SET PROBLEM
Say how many lines contain "title", using only the number.

── INPUT

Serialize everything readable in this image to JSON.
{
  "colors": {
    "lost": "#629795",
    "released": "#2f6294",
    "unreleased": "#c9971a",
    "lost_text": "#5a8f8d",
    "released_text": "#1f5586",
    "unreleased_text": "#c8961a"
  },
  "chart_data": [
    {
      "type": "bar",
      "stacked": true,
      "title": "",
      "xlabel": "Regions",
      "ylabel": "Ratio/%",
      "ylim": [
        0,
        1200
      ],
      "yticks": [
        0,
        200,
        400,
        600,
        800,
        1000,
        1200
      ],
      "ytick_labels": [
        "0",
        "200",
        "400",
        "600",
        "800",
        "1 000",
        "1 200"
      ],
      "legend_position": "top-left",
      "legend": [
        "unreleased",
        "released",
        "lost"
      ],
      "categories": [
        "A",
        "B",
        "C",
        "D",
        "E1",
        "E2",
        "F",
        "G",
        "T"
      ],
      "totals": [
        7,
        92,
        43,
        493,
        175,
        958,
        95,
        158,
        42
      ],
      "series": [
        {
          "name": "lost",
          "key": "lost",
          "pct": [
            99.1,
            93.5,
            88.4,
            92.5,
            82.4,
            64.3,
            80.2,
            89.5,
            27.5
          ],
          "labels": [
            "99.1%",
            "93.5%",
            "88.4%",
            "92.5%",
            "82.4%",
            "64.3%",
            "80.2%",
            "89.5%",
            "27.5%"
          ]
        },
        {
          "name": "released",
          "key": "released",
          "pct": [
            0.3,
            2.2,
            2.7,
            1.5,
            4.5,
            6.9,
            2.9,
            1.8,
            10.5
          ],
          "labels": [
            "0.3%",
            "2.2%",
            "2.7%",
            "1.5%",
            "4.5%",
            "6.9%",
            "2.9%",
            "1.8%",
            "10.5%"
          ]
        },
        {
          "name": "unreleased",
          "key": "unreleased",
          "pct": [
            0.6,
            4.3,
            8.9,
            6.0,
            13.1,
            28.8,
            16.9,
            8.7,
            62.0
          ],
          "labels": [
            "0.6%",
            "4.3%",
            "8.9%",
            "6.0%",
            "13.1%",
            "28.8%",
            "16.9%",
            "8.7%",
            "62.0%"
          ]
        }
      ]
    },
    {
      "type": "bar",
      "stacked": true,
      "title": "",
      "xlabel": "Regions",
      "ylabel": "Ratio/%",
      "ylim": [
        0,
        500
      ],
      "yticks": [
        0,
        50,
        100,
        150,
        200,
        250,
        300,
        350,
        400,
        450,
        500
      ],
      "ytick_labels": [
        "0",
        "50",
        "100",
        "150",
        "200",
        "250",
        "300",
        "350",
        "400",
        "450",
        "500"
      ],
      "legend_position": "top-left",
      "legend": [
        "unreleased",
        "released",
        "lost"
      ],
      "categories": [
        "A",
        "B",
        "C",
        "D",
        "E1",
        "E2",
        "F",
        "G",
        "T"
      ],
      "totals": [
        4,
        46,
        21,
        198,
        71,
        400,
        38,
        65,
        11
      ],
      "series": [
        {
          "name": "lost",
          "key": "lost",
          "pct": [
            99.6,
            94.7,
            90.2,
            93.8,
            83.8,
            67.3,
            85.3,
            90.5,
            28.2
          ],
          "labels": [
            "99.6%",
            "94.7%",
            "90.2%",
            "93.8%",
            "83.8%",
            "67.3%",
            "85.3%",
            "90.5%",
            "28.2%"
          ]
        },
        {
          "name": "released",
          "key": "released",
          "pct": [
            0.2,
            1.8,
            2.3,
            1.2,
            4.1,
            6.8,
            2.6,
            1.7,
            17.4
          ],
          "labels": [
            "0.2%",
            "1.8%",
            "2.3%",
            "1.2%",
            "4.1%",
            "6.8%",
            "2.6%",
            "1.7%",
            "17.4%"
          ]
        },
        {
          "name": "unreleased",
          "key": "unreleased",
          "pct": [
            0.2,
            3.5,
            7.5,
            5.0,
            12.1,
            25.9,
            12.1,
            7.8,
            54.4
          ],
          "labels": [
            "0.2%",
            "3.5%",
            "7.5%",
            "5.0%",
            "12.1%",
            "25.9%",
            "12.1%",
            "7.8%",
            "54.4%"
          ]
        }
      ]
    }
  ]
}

────
── INPUT

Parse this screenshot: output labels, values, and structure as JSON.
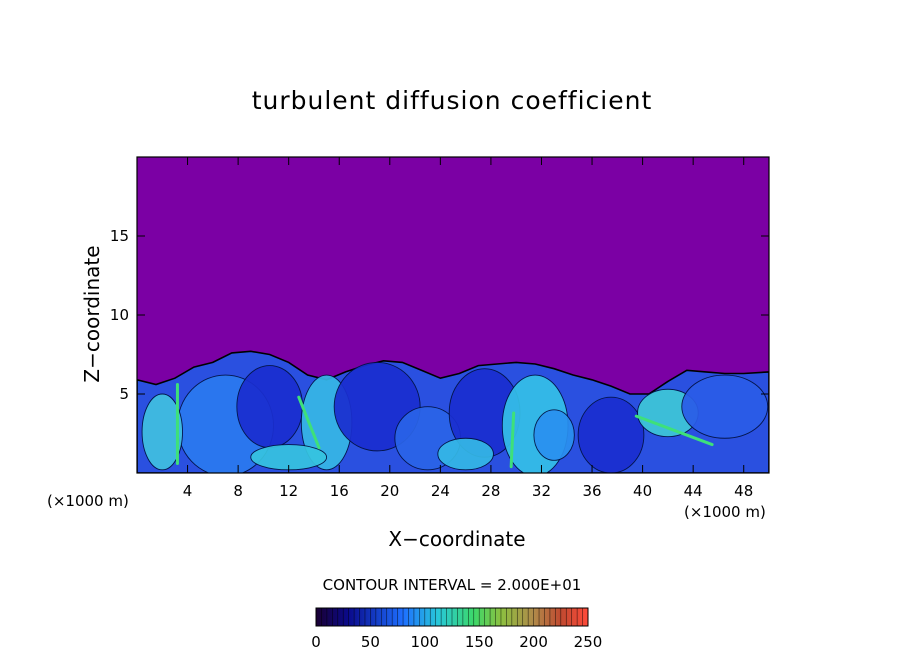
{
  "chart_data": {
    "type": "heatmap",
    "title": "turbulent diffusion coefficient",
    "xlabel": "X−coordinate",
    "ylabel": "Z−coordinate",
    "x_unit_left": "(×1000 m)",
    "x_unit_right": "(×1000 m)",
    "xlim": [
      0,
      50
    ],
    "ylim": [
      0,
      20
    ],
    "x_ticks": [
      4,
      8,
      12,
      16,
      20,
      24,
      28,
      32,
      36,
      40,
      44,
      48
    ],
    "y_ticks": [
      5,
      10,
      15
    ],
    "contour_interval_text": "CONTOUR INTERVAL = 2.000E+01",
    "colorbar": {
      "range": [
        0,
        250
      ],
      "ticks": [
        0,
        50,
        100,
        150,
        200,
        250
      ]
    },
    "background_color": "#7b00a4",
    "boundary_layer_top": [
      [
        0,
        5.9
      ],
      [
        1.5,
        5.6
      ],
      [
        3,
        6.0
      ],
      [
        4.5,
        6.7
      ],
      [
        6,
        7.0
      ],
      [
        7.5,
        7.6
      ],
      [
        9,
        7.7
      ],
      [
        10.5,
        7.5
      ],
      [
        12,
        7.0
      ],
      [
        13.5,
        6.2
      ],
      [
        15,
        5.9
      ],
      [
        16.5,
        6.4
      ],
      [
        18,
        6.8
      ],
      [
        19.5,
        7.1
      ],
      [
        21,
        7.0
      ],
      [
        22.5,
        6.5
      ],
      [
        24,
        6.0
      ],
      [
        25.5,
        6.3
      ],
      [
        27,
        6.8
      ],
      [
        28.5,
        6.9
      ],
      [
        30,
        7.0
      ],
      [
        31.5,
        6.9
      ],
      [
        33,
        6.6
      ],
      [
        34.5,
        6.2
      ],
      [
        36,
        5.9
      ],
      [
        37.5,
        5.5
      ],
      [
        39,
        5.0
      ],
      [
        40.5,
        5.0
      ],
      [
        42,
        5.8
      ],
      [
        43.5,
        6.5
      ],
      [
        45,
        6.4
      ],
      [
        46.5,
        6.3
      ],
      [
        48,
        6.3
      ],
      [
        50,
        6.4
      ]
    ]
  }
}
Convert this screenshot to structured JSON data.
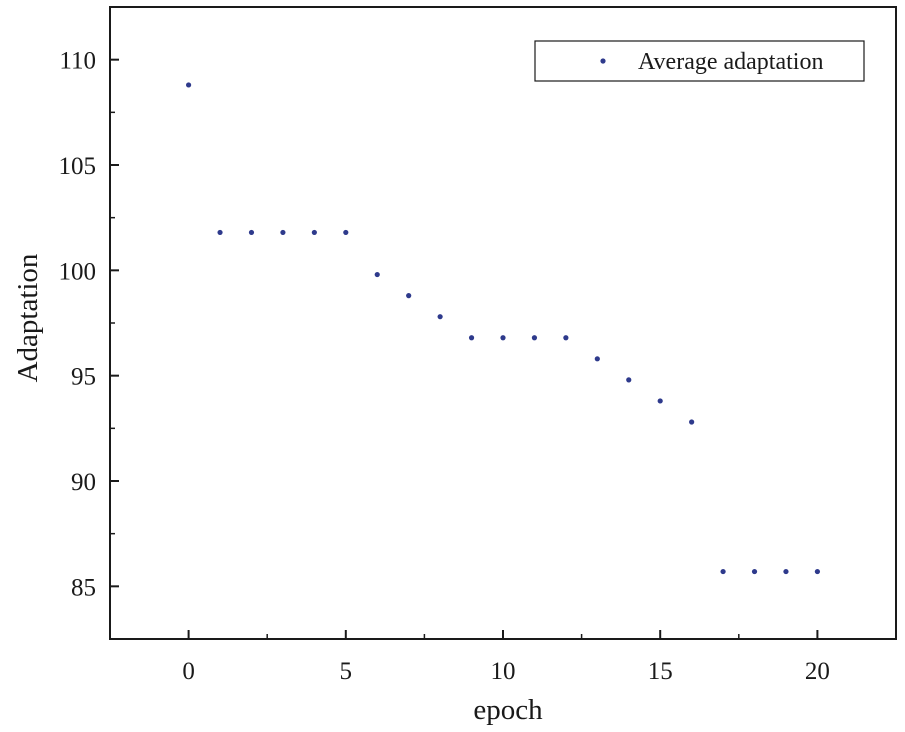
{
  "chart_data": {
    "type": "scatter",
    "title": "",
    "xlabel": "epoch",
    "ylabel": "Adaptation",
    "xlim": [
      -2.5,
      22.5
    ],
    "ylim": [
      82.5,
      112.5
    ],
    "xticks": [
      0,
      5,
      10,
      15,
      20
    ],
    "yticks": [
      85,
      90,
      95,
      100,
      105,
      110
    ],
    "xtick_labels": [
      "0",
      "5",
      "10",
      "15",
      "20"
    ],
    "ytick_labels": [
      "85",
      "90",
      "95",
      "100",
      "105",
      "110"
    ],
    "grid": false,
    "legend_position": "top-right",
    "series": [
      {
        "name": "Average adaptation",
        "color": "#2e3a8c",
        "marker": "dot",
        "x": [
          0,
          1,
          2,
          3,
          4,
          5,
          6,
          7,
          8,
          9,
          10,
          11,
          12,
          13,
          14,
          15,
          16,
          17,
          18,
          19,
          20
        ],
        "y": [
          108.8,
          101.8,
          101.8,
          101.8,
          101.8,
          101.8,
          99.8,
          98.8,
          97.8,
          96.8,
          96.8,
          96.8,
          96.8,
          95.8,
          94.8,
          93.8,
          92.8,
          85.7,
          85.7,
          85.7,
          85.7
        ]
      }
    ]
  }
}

────

FINAL ANSWER
4